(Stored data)
☆ ☆ ☆

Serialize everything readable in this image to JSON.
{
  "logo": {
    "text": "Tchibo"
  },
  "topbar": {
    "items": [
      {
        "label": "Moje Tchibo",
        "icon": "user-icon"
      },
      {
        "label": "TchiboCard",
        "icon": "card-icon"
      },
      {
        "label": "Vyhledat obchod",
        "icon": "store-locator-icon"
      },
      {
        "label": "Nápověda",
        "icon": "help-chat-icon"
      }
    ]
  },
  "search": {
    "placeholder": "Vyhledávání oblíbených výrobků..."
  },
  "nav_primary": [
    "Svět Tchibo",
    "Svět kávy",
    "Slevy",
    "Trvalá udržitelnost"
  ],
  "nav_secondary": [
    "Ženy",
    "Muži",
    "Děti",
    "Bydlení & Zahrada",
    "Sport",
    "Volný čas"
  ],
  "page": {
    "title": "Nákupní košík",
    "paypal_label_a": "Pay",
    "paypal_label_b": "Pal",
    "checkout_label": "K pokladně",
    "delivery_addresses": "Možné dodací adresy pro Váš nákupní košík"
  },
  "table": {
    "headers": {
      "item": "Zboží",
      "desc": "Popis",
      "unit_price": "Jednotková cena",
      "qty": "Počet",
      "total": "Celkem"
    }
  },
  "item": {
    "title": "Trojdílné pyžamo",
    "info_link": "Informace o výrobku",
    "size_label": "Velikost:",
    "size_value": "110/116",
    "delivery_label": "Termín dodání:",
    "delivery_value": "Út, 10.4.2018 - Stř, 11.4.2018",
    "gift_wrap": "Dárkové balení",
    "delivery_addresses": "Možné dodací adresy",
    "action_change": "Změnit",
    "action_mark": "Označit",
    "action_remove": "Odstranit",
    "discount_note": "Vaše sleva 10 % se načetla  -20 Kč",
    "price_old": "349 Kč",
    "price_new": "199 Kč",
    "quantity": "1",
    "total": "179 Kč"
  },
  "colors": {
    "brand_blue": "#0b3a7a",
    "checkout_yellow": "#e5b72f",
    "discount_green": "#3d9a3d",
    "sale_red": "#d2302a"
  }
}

☆ ☆ ☆

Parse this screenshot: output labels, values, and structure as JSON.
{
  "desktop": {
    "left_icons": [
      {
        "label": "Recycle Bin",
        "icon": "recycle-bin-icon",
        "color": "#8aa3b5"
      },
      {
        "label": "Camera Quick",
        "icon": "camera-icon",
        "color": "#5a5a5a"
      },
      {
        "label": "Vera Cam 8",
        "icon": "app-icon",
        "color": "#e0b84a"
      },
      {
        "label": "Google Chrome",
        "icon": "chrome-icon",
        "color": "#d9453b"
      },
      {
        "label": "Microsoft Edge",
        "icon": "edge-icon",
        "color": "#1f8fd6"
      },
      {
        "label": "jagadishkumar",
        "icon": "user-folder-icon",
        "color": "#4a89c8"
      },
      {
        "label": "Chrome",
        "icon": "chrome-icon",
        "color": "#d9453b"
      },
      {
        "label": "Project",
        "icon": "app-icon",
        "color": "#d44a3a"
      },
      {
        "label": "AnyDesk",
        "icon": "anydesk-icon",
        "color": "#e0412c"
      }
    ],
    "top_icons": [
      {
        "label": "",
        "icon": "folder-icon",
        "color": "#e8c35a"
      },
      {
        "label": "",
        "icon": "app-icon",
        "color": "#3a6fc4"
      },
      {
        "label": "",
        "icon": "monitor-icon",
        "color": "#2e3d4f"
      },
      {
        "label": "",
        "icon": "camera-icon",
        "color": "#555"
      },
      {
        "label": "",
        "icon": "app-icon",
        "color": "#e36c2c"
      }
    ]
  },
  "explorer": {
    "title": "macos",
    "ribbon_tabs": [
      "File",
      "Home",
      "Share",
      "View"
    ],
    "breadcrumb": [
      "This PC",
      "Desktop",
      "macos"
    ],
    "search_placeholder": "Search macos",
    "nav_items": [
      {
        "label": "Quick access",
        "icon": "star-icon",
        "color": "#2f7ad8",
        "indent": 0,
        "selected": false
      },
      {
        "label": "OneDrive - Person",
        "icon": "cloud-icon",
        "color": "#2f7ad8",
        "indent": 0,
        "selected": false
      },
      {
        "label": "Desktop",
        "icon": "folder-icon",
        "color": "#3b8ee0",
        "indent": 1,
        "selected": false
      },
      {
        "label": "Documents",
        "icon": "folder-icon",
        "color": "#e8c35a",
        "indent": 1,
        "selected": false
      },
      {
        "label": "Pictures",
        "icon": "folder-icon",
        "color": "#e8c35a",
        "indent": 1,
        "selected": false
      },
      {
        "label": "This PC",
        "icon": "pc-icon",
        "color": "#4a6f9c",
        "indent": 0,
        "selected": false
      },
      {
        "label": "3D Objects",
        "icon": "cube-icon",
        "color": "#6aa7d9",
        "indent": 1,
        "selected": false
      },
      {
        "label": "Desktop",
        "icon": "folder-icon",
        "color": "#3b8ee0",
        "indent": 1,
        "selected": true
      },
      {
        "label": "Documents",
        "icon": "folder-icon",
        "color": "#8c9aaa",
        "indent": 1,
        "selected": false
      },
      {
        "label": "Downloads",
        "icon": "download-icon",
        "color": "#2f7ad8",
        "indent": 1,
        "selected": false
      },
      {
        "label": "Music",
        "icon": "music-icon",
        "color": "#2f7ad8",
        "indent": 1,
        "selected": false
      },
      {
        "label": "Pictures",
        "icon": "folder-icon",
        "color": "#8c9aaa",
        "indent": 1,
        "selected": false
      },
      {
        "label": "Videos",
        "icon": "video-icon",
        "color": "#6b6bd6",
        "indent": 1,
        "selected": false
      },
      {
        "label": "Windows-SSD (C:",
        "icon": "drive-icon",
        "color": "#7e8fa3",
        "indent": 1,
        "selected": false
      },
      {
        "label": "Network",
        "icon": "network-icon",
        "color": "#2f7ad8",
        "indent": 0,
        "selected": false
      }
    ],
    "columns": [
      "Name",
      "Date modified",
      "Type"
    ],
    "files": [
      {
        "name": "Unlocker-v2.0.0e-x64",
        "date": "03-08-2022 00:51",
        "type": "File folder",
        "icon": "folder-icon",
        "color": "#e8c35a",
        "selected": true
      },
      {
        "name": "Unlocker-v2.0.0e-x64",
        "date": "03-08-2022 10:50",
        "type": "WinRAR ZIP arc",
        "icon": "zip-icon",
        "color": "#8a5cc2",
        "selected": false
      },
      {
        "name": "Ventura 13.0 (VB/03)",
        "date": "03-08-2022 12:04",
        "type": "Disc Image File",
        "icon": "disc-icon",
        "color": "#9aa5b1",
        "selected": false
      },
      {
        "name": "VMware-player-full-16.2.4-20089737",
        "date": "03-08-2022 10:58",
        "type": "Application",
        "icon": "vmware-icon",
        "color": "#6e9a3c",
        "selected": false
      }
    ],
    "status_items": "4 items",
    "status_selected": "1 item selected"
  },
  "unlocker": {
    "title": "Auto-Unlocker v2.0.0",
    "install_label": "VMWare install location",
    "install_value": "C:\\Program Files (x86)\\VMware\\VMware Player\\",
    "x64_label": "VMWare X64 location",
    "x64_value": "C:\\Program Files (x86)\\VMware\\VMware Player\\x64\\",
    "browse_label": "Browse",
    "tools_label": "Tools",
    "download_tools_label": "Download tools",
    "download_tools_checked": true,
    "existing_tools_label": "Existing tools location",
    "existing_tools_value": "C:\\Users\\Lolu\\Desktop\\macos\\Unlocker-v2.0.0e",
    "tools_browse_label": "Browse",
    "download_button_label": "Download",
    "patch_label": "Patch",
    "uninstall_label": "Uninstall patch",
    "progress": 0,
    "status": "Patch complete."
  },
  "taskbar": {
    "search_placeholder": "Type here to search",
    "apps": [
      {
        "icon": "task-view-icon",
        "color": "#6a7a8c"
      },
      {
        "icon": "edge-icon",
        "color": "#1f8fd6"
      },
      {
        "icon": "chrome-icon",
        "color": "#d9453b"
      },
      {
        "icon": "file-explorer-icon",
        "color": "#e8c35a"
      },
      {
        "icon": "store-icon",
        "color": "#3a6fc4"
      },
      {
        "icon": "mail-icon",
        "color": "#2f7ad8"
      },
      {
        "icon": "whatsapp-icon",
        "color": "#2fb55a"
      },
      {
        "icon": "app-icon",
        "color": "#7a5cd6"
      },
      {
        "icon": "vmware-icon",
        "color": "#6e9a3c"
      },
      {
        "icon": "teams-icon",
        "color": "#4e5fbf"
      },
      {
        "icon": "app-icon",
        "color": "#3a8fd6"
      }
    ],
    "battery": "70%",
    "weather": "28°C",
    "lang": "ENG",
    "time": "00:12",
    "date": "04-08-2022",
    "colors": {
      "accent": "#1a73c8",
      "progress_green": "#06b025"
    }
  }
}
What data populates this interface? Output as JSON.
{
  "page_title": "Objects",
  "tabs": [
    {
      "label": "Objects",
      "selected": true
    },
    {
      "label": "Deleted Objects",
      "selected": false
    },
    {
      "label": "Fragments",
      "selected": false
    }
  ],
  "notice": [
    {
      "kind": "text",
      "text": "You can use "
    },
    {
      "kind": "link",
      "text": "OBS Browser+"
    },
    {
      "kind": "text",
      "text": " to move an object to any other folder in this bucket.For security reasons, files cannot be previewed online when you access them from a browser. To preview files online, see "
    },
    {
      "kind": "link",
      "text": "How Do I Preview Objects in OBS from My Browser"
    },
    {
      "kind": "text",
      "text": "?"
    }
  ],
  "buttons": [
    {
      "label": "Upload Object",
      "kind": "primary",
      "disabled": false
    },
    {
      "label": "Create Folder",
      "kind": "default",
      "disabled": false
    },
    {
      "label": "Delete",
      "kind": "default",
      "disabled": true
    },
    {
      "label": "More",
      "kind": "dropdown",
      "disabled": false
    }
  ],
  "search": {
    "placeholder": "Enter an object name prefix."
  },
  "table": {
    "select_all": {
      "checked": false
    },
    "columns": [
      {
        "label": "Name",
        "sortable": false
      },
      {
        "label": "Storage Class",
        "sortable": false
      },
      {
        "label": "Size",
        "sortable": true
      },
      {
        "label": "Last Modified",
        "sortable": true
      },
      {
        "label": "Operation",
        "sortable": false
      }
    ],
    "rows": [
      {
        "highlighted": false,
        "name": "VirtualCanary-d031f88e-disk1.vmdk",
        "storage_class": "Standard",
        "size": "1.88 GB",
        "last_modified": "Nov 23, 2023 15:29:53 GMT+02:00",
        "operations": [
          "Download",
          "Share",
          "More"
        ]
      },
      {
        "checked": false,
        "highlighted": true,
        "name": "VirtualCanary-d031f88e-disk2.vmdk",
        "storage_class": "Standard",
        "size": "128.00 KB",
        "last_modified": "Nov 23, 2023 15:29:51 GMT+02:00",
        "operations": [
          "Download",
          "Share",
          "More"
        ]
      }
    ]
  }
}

☆ ☆ ☆

_What you have to do_
From the data above, copy each line where the string "JSON" appears.

_Correct answer_
Serialize everything readable in this image to JSON.
Parse this screenshot: output labels, values, and structure as JSON.
What data populates this interface? Output as JSON.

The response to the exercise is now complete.